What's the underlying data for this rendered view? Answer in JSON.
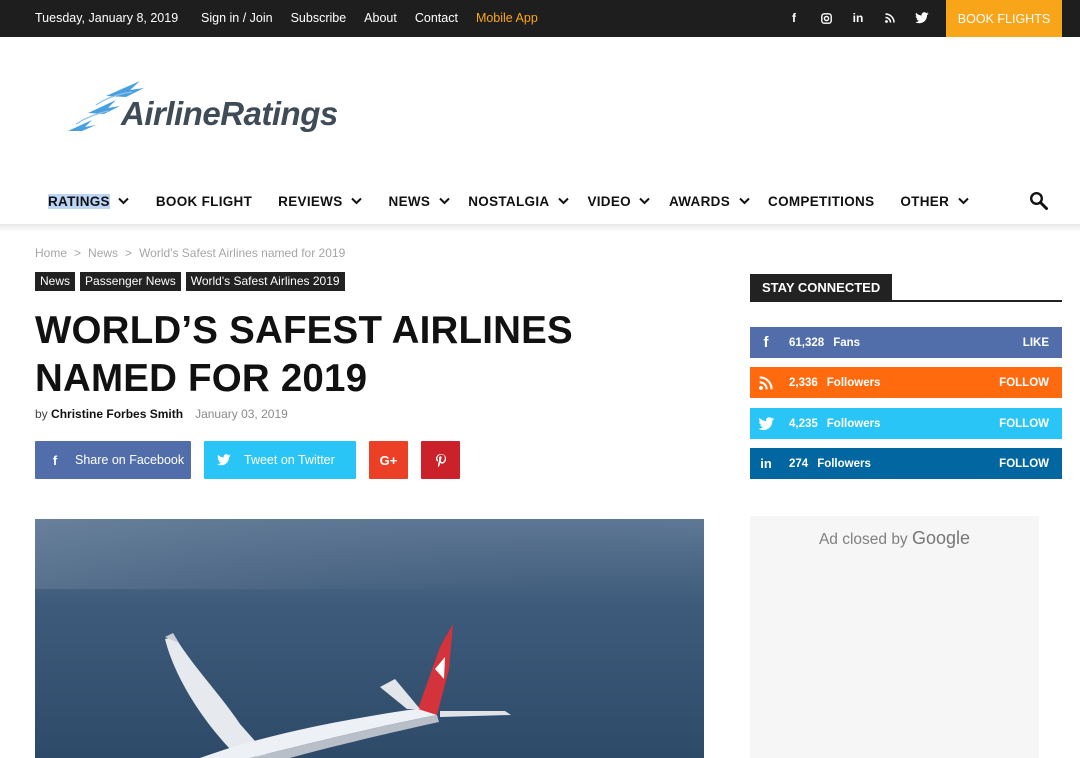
{
  "topbar": {
    "date": "Tuesday, January 8, 2019",
    "links": [
      {
        "label": "Sign in / Join"
      },
      {
        "label": "Subscribe"
      },
      {
        "label": "About"
      },
      {
        "label": "Contact"
      },
      {
        "label": "Mobile App"
      }
    ],
    "social_icons": [
      "facebook-icon",
      "instagram-icon",
      "linkedin-icon",
      "rss-icon",
      "twitter-icon"
    ],
    "book_label": "BOOK FLIGHTS",
    "accent_color": "#f9a51a"
  },
  "logo": {
    "text": "AirlineRatings"
  },
  "nav": {
    "items": [
      {
        "label": "RATINGS"
      },
      {
        "label": "BOOK FLIGHT"
      },
      {
        "label": "REVIEWS"
      },
      {
        "label": "NEWS"
      },
      {
        "label": "NOSTALGIA"
      },
      {
        "label": "VIDEO"
      },
      {
        "label": "AWARDS"
      },
      {
        "label": "COMPETITIONS"
      },
      {
        "label": "OTHER"
      }
    ],
    "search_icon": "search-icon"
  },
  "breadcrumb": {
    "items": [
      "Home",
      "News",
      "World's Safest Airlines named for 2019"
    ],
    "separator": ">"
  },
  "tags": [
    "News",
    "Passenger News",
    "World's Safest Airlines 2019"
  ],
  "article": {
    "title": "WORLD’S SAFEST AIRLINES NAMED FOR 2019",
    "by": "by",
    "author": "Christine Forbes Smith",
    "date": "January 03, 2019"
  },
  "share": {
    "facebook_label": "Share on Facebook",
    "twitter_label": "Tweet on Twitter",
    "googleplus_label": "G+",
    "facebook_color": "#516eab",
    "twitter_color": "#29c5f6",
    "googleplus_color": "#eb4026",
    "pinterest_color": "#ca212a"
  },
  "sidebar": {
    "stay_connected": "STAY CONNECTED",
    "rows": [
      {
        "count": "61,328",
        "what": "Fans",
        "action": "LIKE",
        "icon": "facebook-icon",
        "color": "#516eab"
      },
      {
        "count": "2,336",
        "what": "Followers",
        "action": "FOLLOW",
        "icon": "rss-icon",
        "color": "#ff6a0f"
      },
      {
        "count": "4,235",
        "what": "Followers",
        "action": "FOLLOW",
        "icon": "twitter-icon",
        "color": "#29c5f6"
      },
      {
        "count": "274",
        "what": "Followers",
        "action": "FOLLOW",
        "icon": "linkedin-icon",
        "color": "#0266a0"
      }
    ],
    "ad": {
      "closed_by": "Ad closed by",
      "brand": "Google"
    }
  }
}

──────

Instruction: Are you able to set down all the lines above exactly, without any pictures?

The result:
What's the underlying data for this rendered view? Answer in JSON.
{
  "topbar": {
    "date": "Tuesday, January 8, 2019",
    "links": [
      {
        "label": "Sign in / Join"
      },
      {
        "label": "Subscribe"
      },
      {
        "label": "About"
      },
      {
        "label": "Contact"
      },
      {
        "label": "Mobile App"
      }
    ],
    "social_icons": [
      "facebook-icon",
      "instagram-icon",
      "linkedin-icon",
      "rss-icon",
      "twitter-icon"
    ],
    "book_label": "BOOK FLIGHTS",
    "accent_color": "#f9a51a"
  },
  "logo": {
    "text": "AirlineRatings"
  },
  "nav": {
    "items": [
      {
        "label": "RATINGS"
      },
      {
        "label": "BOOK FLIGHT"
      },
      {
        "label": "REVIEWS"
      },
      {
        "label": "NEWS"
      },
      {
        "label": "NOSTALGIA"
      },
      {
        "label": "VIDEO"
      },
      {
        "label": "AWARDS"
      },
      {
        "label": "COMPETITIONS"
      },
      {
        "label": "OTHER"
      }
    ],
    "search_icon": "search-icon"
  },
  "breadcrumb": {
    "items": [
      "Home",
      "News",
      "World's Safest Airlines named for 2019"
    ],
    "separator": ">"
  },
  "tags": [
    "News",
    "Passenger News",
    "World's Safest Airlines 2019"
  ],
  "article": {
    "title": "WORLD’S SAFEST AIRLINES NAMED FOR 2019",
    "by": "by",
    "author": "Christine Forbes Smith",
    "date": "January 03, 2019"
  },
  "share": {
    "facebook_label": "Share on Facebook",
    "twitter_label": "Tweet on Twitter",
    "googleplus_label": "G+",
    "facebook_color": "#516eab",
    "twitter_color": "#29c5f6",
    "googleplus_color": "#eb4026",
    "pinterest_color": "#ca212a"
  },
  "sidebar": {
    "stay_connected": "STAY CONNECTED",
    "rows": [
      {
        "count": "61,328",
        "what": "Fans",
        "action": "LIKE",
        "icon": "facebook-icon",
        "color": "#516eab"
      },
      {
        "count": "2,336",
        "what": "Followers",
        "action": "FOLLOW",
        "icon": "rss-icon",
        "color": "#ff6a0f"
      },
      {
        "count": "4,235",
        "what": "Followers",
        "action": "FOLLOW",
        "icon": "twitter-icon",
        "color": "#29c5f6"
      },
      {
        "count": "274",
        "what": "Followers",
        "action": "FOLLOW",
        "icon": "linkedin-icon",
        "color": "#0266a0"
      }
    ],
    "ad": {
      "closed_by": "Ad closed by",
      "brand": "Google"
    }
  }
}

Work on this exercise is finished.